Written instruction: Every line below is to be copied exactly, with the pictures left out.

(A block of data)
_ _ _ _

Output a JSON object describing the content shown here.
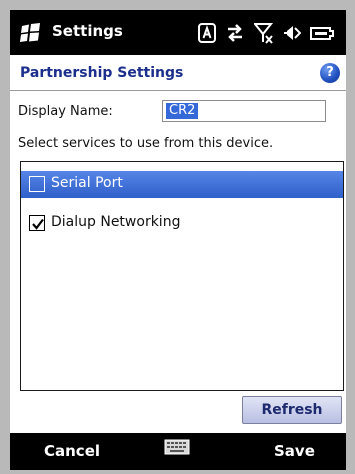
{
  "titlebar": {
    "title": "Settings",
    "icons": [
      "windows-logo-icon",
      "keyboard-lock-icon",
      "connectivity-icon",
      "no-signal-icon",
      "speaker-mute-icon",
      "battery-icon"
    ]
  },
  "header": {
    "title": "Partnership Settings",
    "help_icon": "help-icon",
    "help_glyph": "?"
  },
  "form": {
    "display_name_label": "Display Name:",
    "display_name_value": "CR2",
    "services_label": "Select services to use from this device."
  },
  "services": [
    {
      "label": "Serial Port",
      "checked": false,
      "selected": true
    },
    {
      "label": "Dialup Networking",
      "checked": true,
      "selected": false
    }
  ],
  "buttons": {
    "refresh": "Refresh"
  },
  "softkeys": {
    "left": "Cancel",
    "center_icon": "keyboard-icon",
    "right": "Save"
  },
  "colors": {
    "accent": "#2f5fc9",
    "header_text": "#1c2f8c",
    "title_bar": "#000000"
  }
}
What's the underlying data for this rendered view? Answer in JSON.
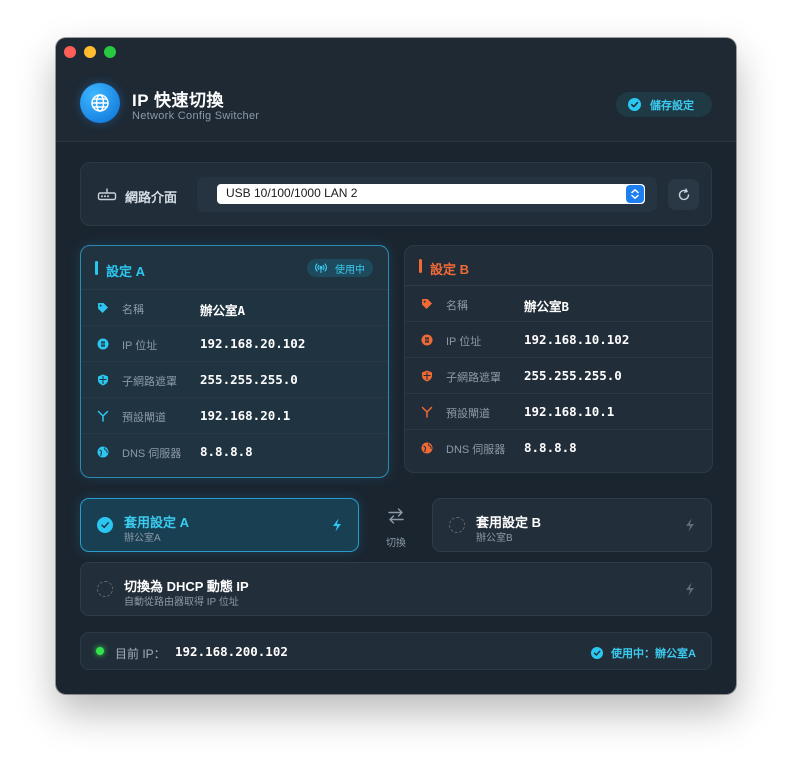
{
  "app": {
    "title": "IP 快速切換",
    "subtitle": "Network Config Switcher",
    "save_label": "儲存設定"
  },
  "interface": {
    "label": "網路介面",
    "selected": "USB 10/100/1000 LAN 2"
  },
  "config_a": {
    "title": "設定 A",
    "badge": "使用中",
    "rows": [
      {
        "label": "名稱",
        "value": "辦公室A",
        "icon": "tag-icon"
      },
      {
        "label": "IP 位址",
        "value": "192.168.20.102",
        "icon": "ip-icon"
      },
      {
        "label": "子網路遮罩",
        "value": "255.255.255.0",
        "icon": "shield-icon"
      },
      {
        "label": "預設閘道",
        "value": "192.168.20.1",
        "icon": "gateway-icon"
      },
      {
        "label": "DNS 伺服器",
        "value": "8.8.8.8",
        "icon": "globe-icon"
      }
    ]
  },
  "config_b": {
    "title": "設定 B",
    "rows": [
      {
        "label": "名稱",
        "value": "辦公室B",
        "icon": "tag-icon"
      },
      {
        "label": "IP 位址",
        "value": "192.168.10.102",
        "icon": "ip-icon"
      },
      {
        "label": "子網路遮罩",
        "value": "255.255.255.0",
        "icon": "shield-icon"
      },
      {
        "label": "預設閘道",
        "value": "192.168.10.1",
        "icon": "gateway-icon"
      },
      {
        "label": "DNS 伺服器",
        "value": "8.8.8.8",
        "icon": "globe-icon"
      }
    ]
  },
  "actions": {
    "apply_a": {
      "title": "套用設定 A",
      "subtitle": "辦公室A"
    },
    "apply_b": {
      "title": "套用設定 B",
      "subtitle": "辦公室B"
    },
    "swap_label": "切換",
    "dhcp": {
      "title": "切換為 DHCP 動態 IP",
      "subtitle": "自動從路由器取得 IP 位址"
    }
  },
  "status": {
    "label": "目前 IP：",
    "ip": "192.168.200.102",
    "in_use": "使用中：辦公室A"
  },
  "colors": {
    "accent_a": "#2cc7f0",
    "accent_b": "#f06a36",
    "status_ok": "#32e34c",
    "window_bg": "#1b2530"
  }
}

_ _ _ _

Response to this task:
Output a JSON object describing the content shown here.
{
  "titlebar": {
    "title": "Settings",
    "icons": [
      "windows-logo-icon",
      "keyboard-lock-icon",
      "connectivity-icon",
      "no-signal-icon",
      "speaker-mute-icon",
      "battery-icon"
    ]
  },
  "header": {
    "title": "Partnership Settings",
    "help_icon": "help-icon",
    "help_glyph": "?"
  },
  "form": {
    "display_name_label": "Display Name:",
    "display_name_value": "CR2",
    "services_label": "Select services to use from this device."
  },
  "services": [
    {
      "label": "Serial Port",
      "checked": false,
      "selected": true
    },
    {
      "label": "Dialup Networking",
      "checked": true,
      "selected": false
    }
  ],
  "buttons": {
    "refresh": "Refresh"
  },
  "softkeys": {
    "left": "Cancel",
    "center_icon": "keyboard-icon",
    "right": "Save"
  },
  "colors": {
    "accent": "#2f5fc9",
    "header_text": "#1c2f8c",
    "title_bar": "#000000"
  }
}
What's the underlying data for this rendered view? Answer in JSON.
{
  "app": {
    "title": "IP 快速切換",
    "subtitle": "Network Config Switcher",
    "save_label": "儲存設定"
  },
  "interface": {
    "label": "網路介面",
    "selected": "USB 10/100/1000 LAN 2"
  },
  "config_a": {
    "title": "設定 A",
    "badge": "使用中",
    "rows": [
      {
        "label": "名稱",
        "value": "辦公室A",
        "icon": "tag-icon"
      },
      {
        "label": "IP 位址",
        "value": "192.168.20.102",
        "icon": "ip-icon"
      },
      {
        "label": "子網路遮罩",
        "value": "255.255.255.0",
        "icon": "shield-icon"
      },
      {
        "label": "預設閘道",
        "value": "192.168.20.1",
        "icon": "gateway-icon"
      },
      {
        "label": "DNS 伺服器",
        "value": "8.8.8.8",
        "icon": "globe-icon"
      }
    ]
  },
  "config_b": {
    "title": "設定 B",
    "rows": [
      {
        "label": "名稱",
        "value": "辦公室B",
        "icon": "tag-icon"
      },
      {
        "label": "IP 位址",
        "value": "192.168.10.102",
        "icon": "ip-icon"
      },
      {
        "label": "子網路遮罩",
        "value": "255.255.255.0",
        "icon": "shield-icon"
      },
      {
        "label": "預設閘道",
        "value": "192.168.10.1",
        "icon": "gateway-icon"
      },
      {
        "label": "DNS 伺服器",
        "value": "8.8.8.8",
        "icon": "globe-icon"
      }
    ]
  },
  "actions": {
    "apply_a": {
      "title": "套用設定 A",
      "subtitle": "辦公室A"
    },
    "apply_b": {
      "title": "套用設定 B",
      "subtitle": "辦公室B"
    },
    "swap_label": "切換",
    "dhcp": {
      "title": "切換為 DHCP 動態 IP",
      "subtitle": "自動從路由器取得 IP 位址"
    }
  },
  "status": {
    "label": "目前 IP：",
    "ip": "192.168.200.102",
    "in_use": "使用中：辦公室A"
  },
  "colors": {
    "accent_a": "#2cc7f0",
    "accent_b": "#f06a36",
    "status_ok": "#32e34c",
    "window_bg": "#1b2530"
  }
}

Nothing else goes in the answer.